DATA ROWS —
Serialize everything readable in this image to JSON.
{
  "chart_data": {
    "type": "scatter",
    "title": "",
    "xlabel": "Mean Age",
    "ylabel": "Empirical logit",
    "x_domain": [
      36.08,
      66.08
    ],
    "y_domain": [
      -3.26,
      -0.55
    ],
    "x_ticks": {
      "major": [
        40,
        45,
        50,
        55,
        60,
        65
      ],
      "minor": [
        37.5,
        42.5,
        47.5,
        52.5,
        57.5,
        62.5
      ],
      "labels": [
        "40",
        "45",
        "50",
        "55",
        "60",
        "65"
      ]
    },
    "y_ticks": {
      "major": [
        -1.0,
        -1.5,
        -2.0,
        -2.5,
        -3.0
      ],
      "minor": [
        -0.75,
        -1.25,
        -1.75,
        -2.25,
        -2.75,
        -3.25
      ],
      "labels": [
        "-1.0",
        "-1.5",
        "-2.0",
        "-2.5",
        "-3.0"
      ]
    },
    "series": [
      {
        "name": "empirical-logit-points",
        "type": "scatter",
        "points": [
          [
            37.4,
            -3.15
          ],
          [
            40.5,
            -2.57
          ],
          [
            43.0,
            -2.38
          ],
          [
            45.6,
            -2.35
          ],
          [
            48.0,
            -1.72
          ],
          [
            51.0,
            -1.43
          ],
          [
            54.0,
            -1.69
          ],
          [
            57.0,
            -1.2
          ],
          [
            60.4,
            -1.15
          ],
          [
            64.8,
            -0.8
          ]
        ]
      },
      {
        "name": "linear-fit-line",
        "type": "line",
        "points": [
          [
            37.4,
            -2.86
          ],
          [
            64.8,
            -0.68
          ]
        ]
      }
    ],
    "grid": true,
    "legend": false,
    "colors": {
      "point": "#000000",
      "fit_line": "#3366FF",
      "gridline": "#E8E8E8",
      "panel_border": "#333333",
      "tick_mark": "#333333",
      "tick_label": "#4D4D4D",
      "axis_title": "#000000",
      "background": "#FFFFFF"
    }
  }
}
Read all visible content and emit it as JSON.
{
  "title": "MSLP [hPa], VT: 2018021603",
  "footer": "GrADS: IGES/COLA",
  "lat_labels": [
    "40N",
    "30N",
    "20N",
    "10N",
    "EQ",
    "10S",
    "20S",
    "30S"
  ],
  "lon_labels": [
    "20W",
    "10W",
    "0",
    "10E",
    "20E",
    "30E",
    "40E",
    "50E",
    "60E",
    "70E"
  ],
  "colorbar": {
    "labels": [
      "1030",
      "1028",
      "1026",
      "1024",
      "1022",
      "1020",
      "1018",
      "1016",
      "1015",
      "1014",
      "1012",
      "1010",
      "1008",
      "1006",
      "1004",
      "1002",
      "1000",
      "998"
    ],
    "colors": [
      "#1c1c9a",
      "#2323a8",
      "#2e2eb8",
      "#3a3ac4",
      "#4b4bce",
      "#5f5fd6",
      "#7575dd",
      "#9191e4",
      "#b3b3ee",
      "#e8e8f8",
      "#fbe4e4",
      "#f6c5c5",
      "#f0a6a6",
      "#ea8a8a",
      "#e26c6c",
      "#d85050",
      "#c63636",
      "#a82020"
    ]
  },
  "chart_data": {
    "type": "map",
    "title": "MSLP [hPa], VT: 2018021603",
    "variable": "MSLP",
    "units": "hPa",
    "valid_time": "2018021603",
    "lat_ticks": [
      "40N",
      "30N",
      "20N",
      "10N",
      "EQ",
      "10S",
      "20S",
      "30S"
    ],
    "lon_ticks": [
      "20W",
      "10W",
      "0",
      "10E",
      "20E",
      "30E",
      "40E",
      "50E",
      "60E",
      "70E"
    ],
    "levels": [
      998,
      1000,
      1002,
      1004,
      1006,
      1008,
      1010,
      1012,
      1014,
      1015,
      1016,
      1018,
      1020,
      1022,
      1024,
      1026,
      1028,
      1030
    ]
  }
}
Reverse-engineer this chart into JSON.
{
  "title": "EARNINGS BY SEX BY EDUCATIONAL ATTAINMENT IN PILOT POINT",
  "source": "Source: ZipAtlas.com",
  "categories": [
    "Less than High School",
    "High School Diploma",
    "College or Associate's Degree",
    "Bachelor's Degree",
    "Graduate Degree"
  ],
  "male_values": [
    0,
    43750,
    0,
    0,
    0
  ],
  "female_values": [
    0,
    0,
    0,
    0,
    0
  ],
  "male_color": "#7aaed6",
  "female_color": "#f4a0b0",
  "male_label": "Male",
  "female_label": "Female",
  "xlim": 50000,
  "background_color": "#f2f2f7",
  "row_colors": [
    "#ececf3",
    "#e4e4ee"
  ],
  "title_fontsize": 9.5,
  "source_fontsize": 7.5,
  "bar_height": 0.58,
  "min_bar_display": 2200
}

TASK INSTRUCTIONS —
Find the line with "Reverse-engineer this chart into JSON." in the listing above, then write out that line and each remaining line exactly, with no other text.

WRITTEN SOLUTION —
Reverse-engineer this chart into JSON.
{
  "title": "EARNINGS BY SEX BY EDUCATIONAL ATTAINMENT IN PILOT POINT",
  "source": "Source: ZipAtlas.com",
  "categories": [
    "Less than High School",
    "High School Diploma",
    "College or Associate's Degree",
    "Bachelor's Degree",
    "Graduate Degree"
  ],
  "male_values": [
    0,
    43750,
    0,
    0,
    0
  ],
  "female_values": [
    0,
    0,
    0,
    0,
    0
  ],
  "male_color": "#7aaed6",
  "female_color": "#f4a0b0",
  "male_label": "Male",
  "female_label": "Female",
  "xlim": 50000,
  "background_color": "#f2f2f7",
  "row_colors": [
    "#ececf3",
    "#e4e4ee"
  ],
  "title_fontsize": 9.5,
  "source_fontsize": 7.5,
  "bar_height": 0.58,
  "min_bar_display": 2200
}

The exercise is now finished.